Exercices:
- 1) Reproduisez sans changement le passage du texte sur le contrat de transition professionnelle qui commence aux mots « La mesure a » et se termine après « ou d'organismes publics. ».
- 2) D'après le texte sur le contrat de transition professionnelle, dans quels bassins le dispositif s'applique-t-il depuis le 1er mars 2009 ?

Texte du document:
========================================

I - Les étapes législatives et réglementaires d'une généralisation du contrat de transition professionnelle
A ce jour, le contrat de transition professionnelle s'applique dans dix-huit bassins : depuis le 19 novembre 2008, Morlaix, Saint-Dié-des-Vosges, Toulon et Valenciennes ; depuis le 1er février 2009, Le Havre et Niort ; depuis le 1er mars 2009, Calais, Châteauroux, Châtellerault, Douai, l'Etang de Berre et Mulhouse ; depuis le 1er juin 2009, Auxerre, Dreux, Les Mureaux-Poissy, Saint-Quentin et la Vallée de l'Arve ; depuis le 12 juillet 2009, Hagetmau ; depuis le 1er octobre 2009, Briey-bassin houiller, Marne moyenne, Thiers et Saint-Etienne.
La mesure a donné lieu à une impressionnante activité normative aussi bien réglementaire que législative.
A - Période 2006-2008
Prise en application de la loi n° 2006-339 du 23 mars 2006, pour le retour à l'emploi (N° Lexbase : L8128HHI) (2), l'ordonnance du 13 avril 2006 a mis en place, à titre expérimental, dans sept bassins d'emploi, le CTP. Destiné aux personnes dont le licenciement est envisagé pour motif économique entre le 15 avril 2006 et le 1er décembre 2008, pour les entreprises de moins de 1 000 salariés non soumises à l'obligation de proposer une convention de reclassement personnalisé, ce dispositif a pour objet le suivi d'un parcours de transition professionnelle pouvant comprendre des mesures d'accompagnement, des périodes de formation et des périodes de travail au sein d'entreprises ou d'organismes publics.

========================================

Extraits de données:
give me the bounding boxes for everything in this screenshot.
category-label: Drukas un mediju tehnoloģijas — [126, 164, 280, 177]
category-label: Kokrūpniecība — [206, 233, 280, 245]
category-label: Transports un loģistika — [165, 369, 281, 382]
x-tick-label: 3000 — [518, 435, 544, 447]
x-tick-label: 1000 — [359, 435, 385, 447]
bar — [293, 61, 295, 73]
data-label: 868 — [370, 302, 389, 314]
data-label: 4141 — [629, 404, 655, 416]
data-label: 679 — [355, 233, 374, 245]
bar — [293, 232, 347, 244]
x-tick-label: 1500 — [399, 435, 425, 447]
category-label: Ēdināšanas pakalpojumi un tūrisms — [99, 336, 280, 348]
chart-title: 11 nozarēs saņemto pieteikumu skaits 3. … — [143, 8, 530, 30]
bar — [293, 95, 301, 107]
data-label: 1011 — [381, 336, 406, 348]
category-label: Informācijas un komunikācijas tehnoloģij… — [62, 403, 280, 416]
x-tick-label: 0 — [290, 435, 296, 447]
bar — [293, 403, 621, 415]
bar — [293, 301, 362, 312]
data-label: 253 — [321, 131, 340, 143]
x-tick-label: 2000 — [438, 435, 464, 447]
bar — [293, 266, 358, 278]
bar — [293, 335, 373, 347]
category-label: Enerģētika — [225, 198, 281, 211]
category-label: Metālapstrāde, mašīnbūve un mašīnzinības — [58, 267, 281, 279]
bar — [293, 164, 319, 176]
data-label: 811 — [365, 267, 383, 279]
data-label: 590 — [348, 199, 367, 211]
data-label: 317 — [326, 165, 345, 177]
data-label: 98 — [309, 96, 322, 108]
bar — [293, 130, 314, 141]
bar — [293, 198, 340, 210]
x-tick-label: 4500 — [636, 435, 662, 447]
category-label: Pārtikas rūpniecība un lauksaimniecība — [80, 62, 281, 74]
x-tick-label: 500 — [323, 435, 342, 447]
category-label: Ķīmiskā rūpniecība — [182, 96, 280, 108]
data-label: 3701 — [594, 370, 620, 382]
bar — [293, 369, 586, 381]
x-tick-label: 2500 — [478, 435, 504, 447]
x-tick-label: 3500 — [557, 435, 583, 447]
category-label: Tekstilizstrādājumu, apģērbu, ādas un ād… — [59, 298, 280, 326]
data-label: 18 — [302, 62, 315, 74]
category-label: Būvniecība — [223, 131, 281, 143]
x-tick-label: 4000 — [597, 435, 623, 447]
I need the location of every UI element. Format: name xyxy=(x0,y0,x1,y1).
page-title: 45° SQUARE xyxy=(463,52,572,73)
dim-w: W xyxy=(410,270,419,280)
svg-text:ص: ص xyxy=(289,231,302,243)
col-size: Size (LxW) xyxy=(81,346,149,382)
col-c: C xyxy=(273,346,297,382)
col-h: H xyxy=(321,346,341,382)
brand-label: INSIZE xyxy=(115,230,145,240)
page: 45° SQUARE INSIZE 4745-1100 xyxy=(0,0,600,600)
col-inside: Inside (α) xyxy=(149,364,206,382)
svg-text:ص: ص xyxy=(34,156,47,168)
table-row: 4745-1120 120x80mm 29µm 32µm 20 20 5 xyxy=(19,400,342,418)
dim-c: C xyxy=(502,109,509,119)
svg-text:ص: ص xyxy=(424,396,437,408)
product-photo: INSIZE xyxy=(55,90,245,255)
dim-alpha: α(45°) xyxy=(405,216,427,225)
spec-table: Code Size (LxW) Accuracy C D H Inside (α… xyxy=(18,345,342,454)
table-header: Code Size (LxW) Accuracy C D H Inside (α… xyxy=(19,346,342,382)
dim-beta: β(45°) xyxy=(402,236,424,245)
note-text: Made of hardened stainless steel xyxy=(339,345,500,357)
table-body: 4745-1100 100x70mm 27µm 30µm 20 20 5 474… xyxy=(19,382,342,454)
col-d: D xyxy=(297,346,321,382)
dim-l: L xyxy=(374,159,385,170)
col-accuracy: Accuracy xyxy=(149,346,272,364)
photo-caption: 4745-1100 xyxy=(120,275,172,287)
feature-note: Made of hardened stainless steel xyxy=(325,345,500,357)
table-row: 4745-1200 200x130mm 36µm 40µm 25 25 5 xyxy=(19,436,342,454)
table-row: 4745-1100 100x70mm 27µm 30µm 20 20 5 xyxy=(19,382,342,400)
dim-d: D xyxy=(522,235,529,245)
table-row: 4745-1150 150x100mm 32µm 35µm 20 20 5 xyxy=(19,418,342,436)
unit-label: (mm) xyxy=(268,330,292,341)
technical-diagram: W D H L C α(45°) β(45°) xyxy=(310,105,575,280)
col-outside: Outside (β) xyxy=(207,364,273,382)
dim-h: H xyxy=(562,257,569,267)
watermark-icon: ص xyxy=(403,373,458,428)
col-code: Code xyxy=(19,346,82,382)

========================================

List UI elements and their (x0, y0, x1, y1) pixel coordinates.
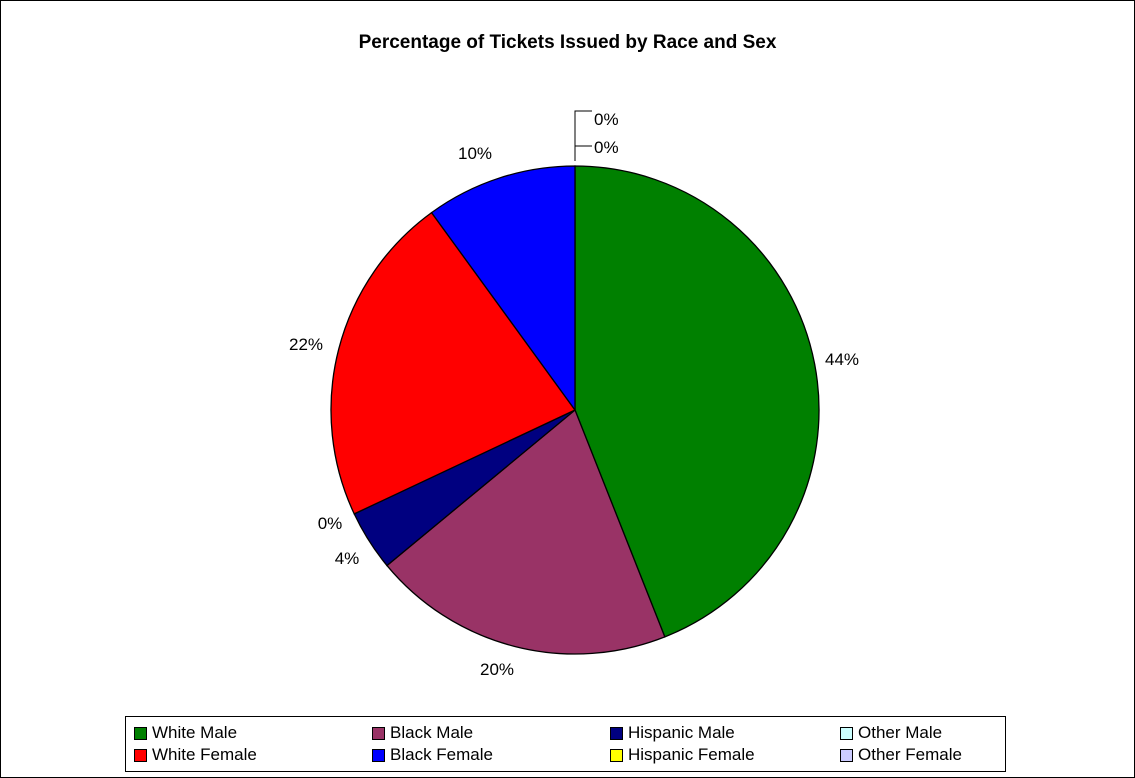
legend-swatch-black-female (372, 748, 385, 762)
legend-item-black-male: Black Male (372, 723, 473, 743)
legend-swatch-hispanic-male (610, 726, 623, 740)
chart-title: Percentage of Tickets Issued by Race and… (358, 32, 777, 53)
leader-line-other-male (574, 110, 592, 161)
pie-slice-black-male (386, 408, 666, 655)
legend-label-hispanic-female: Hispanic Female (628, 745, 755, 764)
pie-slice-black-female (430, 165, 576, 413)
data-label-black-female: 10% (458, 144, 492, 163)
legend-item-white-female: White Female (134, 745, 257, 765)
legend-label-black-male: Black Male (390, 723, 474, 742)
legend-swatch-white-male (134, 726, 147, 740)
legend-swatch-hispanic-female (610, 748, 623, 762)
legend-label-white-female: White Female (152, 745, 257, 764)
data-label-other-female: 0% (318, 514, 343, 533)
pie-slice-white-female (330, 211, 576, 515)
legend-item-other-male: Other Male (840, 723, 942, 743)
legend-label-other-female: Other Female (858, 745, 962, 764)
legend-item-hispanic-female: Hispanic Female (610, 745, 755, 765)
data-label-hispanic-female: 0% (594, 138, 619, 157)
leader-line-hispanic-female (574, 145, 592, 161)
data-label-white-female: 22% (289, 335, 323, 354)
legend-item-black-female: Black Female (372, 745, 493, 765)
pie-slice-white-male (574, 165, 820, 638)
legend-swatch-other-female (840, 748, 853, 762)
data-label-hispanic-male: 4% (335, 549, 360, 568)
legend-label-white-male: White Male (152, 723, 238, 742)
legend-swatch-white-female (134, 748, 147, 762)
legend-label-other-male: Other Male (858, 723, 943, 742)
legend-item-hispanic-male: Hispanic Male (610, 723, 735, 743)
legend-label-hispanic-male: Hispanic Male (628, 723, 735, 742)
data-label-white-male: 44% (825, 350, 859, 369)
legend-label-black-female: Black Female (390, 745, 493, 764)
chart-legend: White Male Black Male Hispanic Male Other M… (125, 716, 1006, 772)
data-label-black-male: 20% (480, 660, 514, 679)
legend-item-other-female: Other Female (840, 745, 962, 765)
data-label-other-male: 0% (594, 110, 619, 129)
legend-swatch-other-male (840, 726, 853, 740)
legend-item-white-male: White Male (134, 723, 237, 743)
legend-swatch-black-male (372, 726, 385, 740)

========================================

Corrigé:
- 1)
La mesure a donné lieu à une impressionnante activité normative aussi bien réglementaire que législative.
A - Période 2006-2008
Prise en application de la loi n° 2006-339 du 23 mars 2006, pour le retour à l'emploi (N° Lexbase : L8128HHI) (2), l'ordonnance du 13 avril 2006 a mis en place, à titre expérimental, dans sept bassins d'emploi, le CTP. Destiné aux personnes dont le licenciement est envisagé pour motif économique entre le 15 avril 2006 et le 1er décembre 2008, pour les entreprises de moins de 1 000 salariés non soumises à l'obligation de proposer une convention de reclassement personnalisé, ce dispositif a pour objet le suivi d'un parcours de transition professionnelle pouvant comprendre des mesures d'accompagnement, des périodes de formation et des périodes de travail au sein d'entreprises ou d'organismes publics.

- 2) Calais, Châteauroux, Châtellerault, Douai, l'Etang de Berre et Mulhouse.